(Recorded data)
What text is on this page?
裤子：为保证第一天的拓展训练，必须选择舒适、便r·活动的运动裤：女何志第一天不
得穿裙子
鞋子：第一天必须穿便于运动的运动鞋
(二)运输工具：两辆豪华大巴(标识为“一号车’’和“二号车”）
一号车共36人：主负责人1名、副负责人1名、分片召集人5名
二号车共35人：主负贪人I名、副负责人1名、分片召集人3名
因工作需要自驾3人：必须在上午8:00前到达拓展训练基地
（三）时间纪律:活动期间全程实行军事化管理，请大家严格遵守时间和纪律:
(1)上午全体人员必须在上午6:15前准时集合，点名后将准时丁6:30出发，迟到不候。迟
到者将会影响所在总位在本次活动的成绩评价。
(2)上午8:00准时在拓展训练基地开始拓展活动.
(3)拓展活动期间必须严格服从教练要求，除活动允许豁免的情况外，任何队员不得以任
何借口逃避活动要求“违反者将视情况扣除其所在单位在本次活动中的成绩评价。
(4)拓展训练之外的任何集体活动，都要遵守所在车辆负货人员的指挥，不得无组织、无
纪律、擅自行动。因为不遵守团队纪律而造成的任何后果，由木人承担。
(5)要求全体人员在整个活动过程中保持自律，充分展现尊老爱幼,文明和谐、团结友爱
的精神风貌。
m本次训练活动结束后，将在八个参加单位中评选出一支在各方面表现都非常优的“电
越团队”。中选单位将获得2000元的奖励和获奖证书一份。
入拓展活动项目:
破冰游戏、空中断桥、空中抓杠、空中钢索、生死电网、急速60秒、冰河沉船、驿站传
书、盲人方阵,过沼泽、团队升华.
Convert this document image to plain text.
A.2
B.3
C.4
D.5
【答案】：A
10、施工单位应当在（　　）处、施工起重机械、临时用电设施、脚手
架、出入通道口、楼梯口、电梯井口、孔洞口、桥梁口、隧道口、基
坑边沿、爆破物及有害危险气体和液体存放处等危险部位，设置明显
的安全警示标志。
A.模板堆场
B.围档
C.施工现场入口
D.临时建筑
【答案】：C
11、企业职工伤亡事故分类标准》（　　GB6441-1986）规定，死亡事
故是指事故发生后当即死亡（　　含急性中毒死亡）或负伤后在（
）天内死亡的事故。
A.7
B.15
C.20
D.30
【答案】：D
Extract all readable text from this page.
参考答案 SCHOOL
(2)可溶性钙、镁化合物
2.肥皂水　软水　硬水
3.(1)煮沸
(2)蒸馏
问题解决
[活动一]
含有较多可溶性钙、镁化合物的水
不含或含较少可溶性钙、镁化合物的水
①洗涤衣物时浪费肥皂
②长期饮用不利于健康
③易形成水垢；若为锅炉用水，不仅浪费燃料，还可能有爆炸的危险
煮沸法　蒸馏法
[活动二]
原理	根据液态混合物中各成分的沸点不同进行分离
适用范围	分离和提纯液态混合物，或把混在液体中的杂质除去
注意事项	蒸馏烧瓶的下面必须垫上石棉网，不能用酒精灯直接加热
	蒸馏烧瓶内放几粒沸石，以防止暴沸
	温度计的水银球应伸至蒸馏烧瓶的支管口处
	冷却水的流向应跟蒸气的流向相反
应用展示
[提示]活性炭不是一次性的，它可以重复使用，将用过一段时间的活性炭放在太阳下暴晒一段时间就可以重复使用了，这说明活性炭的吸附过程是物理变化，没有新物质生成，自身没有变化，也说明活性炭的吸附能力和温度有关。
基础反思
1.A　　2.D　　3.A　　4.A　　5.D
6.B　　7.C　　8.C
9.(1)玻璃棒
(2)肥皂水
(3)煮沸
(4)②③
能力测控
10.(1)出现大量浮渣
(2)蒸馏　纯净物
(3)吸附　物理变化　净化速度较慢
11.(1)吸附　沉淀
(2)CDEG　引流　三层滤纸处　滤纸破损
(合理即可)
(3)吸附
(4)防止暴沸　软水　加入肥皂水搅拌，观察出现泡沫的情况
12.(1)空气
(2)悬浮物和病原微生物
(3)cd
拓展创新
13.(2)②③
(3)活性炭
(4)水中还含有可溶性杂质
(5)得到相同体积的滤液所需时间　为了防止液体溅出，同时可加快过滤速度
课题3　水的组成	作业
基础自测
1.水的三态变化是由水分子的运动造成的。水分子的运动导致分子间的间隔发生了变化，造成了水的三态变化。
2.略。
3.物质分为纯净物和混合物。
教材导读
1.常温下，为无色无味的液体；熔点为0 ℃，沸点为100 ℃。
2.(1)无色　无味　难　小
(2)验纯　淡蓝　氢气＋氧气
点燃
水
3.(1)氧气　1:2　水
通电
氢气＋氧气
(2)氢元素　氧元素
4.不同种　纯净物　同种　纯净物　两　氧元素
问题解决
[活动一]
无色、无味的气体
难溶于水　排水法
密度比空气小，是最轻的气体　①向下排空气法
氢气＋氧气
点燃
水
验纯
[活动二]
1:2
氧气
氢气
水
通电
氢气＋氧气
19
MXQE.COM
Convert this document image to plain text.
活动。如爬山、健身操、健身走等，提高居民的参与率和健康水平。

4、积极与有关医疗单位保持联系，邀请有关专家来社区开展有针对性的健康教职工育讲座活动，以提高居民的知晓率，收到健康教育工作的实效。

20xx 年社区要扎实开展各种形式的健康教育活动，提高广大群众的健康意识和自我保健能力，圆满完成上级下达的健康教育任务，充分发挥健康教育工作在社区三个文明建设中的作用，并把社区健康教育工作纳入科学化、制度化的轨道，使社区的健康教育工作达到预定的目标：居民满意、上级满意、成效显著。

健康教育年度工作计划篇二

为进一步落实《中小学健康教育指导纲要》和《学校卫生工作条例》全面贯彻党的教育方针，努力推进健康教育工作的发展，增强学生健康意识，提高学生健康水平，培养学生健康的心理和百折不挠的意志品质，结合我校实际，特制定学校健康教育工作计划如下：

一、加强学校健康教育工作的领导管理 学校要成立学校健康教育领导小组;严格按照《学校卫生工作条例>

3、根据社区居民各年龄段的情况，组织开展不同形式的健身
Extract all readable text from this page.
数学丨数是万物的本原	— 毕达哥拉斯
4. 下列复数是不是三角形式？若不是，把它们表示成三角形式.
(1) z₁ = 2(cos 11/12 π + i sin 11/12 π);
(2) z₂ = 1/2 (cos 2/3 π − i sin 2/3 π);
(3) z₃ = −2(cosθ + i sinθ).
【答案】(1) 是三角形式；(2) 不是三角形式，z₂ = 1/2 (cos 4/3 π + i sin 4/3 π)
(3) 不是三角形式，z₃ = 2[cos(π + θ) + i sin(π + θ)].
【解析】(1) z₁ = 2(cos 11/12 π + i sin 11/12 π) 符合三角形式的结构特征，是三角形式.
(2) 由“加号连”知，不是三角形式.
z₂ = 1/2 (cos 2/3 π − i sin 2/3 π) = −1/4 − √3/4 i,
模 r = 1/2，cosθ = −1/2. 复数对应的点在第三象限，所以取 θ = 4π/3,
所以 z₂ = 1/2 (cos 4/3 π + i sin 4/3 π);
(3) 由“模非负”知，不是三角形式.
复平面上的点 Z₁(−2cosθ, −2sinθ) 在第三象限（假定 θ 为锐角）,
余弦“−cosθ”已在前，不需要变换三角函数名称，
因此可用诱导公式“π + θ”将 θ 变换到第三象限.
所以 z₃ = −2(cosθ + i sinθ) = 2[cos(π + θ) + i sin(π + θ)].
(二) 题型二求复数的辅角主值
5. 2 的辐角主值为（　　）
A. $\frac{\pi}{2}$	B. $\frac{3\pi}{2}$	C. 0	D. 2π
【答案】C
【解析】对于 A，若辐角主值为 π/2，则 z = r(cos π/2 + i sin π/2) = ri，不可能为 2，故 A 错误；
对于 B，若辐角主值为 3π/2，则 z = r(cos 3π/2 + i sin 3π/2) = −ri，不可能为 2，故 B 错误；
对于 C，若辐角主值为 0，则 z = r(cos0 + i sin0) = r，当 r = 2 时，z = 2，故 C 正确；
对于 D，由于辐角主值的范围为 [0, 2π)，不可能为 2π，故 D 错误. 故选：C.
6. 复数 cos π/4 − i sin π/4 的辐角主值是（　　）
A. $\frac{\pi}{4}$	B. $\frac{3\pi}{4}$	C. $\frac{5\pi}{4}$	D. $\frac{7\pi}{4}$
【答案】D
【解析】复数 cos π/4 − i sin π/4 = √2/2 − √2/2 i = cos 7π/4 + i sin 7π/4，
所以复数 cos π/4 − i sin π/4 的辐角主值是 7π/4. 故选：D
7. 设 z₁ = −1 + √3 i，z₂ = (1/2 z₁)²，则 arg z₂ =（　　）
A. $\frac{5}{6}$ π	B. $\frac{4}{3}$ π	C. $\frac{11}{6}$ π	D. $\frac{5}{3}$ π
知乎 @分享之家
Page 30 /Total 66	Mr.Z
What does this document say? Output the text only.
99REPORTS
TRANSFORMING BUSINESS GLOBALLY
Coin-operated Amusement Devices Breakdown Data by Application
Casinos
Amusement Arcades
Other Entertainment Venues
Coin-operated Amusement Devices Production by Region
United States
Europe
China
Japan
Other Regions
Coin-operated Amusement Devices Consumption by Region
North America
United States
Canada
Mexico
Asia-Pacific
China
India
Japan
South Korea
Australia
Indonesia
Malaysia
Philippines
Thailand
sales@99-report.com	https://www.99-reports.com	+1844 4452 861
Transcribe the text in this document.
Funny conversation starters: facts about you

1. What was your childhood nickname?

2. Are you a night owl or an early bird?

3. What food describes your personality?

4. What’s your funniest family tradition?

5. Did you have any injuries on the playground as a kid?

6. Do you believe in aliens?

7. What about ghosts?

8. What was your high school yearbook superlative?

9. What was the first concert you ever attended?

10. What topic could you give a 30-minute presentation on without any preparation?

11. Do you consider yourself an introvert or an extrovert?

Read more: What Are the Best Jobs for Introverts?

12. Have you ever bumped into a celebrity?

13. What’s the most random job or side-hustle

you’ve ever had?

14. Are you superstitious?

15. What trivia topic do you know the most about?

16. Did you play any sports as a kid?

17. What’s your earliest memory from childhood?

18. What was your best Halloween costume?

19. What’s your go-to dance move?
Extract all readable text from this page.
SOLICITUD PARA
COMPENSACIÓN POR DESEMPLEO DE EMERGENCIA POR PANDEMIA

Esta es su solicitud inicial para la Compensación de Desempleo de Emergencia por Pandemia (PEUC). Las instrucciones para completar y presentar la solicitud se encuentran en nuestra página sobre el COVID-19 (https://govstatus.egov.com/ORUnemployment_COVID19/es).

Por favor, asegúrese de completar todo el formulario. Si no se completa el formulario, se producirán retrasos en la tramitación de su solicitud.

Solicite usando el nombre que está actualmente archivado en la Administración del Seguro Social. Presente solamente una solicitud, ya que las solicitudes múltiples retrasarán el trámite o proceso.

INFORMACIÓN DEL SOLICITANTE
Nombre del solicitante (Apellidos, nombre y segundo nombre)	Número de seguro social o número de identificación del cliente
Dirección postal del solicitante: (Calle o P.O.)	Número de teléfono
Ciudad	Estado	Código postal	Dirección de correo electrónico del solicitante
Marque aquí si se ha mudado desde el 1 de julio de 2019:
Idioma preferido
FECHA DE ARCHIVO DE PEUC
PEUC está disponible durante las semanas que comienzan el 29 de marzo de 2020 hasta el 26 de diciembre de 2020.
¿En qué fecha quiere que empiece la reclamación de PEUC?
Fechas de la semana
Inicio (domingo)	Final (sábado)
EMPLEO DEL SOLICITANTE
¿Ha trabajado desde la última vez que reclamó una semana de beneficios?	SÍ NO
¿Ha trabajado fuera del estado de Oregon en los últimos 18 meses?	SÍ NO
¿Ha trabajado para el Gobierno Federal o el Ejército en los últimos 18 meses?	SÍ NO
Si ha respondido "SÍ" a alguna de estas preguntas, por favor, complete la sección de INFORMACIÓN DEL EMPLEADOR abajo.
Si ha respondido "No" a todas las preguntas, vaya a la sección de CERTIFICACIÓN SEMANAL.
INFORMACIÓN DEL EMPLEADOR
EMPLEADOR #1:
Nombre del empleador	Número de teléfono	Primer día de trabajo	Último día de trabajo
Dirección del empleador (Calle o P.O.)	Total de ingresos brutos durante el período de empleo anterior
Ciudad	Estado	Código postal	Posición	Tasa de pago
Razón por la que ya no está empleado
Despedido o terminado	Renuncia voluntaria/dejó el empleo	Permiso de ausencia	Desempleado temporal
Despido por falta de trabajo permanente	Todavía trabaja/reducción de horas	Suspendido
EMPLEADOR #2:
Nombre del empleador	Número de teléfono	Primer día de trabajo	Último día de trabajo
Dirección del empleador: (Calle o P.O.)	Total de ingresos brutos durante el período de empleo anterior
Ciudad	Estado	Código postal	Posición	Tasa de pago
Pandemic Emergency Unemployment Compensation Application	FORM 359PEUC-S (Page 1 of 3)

WRITTEN EXERCISE:
Report how many lines contain "镁化合物的水". Give nothing but the number.

WORKED SOLUTION:
2